Records provided:
------------

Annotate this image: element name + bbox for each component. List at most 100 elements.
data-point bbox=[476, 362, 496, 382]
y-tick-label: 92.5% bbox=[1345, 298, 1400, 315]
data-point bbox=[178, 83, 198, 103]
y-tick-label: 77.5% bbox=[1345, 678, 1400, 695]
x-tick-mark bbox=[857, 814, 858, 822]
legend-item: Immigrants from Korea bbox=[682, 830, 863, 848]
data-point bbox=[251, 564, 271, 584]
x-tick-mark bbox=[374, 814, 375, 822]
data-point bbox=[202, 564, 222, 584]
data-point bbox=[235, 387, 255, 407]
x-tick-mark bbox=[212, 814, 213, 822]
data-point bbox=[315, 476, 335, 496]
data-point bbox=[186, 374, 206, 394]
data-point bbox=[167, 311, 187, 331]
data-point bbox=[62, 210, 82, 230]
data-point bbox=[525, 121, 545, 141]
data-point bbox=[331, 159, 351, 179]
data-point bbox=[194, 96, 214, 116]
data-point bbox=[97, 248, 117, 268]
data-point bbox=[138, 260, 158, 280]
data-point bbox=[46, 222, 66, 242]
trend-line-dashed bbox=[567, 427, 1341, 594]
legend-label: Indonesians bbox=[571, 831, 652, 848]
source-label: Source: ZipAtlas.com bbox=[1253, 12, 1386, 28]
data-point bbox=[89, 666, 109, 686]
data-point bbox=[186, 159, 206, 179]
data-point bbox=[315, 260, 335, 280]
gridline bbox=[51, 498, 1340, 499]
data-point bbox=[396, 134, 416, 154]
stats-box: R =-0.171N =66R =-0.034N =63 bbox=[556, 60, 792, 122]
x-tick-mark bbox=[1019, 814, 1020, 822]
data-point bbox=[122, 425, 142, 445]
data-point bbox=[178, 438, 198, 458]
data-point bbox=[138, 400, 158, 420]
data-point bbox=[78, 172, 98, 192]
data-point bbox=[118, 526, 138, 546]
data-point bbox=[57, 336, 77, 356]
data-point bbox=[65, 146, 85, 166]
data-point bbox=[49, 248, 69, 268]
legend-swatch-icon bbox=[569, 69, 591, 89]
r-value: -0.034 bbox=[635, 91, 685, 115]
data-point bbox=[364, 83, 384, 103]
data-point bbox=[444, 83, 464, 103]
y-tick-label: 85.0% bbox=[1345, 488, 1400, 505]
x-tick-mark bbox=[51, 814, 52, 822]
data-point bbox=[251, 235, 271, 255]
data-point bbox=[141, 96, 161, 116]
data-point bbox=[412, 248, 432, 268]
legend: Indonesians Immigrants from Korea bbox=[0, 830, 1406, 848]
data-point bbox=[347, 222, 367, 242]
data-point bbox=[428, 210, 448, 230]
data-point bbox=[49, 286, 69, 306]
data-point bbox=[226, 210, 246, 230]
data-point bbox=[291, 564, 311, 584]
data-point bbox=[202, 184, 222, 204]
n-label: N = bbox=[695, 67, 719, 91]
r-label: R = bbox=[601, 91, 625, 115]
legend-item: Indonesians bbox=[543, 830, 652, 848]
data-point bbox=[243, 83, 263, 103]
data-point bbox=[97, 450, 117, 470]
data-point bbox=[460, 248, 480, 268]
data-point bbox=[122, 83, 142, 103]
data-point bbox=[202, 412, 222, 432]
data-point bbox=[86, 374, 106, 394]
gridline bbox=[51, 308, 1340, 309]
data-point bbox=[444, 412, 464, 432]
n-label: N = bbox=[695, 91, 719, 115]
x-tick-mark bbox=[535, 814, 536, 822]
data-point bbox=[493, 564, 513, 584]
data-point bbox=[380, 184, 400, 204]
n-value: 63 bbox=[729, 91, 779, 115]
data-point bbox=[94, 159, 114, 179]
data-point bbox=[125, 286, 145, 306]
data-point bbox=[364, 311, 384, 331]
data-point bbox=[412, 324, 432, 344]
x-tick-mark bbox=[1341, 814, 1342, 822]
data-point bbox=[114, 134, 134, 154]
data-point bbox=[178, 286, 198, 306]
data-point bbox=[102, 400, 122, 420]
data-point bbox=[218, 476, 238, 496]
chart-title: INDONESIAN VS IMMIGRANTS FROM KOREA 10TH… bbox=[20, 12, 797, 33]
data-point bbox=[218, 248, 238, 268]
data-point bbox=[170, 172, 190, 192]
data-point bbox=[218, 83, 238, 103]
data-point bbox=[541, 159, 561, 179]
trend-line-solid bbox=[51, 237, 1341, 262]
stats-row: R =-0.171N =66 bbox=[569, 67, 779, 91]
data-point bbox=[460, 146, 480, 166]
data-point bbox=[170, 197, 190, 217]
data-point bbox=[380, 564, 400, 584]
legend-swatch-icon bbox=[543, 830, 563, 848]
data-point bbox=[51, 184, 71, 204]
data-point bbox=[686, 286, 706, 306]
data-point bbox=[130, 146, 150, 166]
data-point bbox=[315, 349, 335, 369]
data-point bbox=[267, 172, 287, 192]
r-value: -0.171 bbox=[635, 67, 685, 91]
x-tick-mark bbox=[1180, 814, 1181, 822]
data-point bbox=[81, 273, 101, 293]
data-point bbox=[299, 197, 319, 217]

------------

What you are asked to do: Write out, unchanged, the lines from the first one in the records through the line that contains "data-point bbox=[315, 476, 335, 496]", including both.

Reply:
Annotate this image: element name + bbox for each component. List at most 100 elements.
data-point bbox=[476, 362, 496, 382]
y-tick-label: 92.5% bbox=[1345, 298, 1400, 315]
data-point bbox=[178, 83, 198, 103]
y-tick-label: 77.5% bbox=[1345, 678, 1400, 695]
x-tick-mark bbox=[857, 814, 858, 822]
legend-item: Immigrants from Korea bbox=[682, 830, 863, 848]
data-point bbox=[251, 564, 271, 584]
x-tick-mark bbox=[374, 814, 375, 822]
data-point bbox=[202, 564, 222, 584]
data-point bbox=[235, 387, 255, 407]
x-tick-mark bbox=[212, 814, 213, 822]
data-point bbox=[315, 476, 335, 496]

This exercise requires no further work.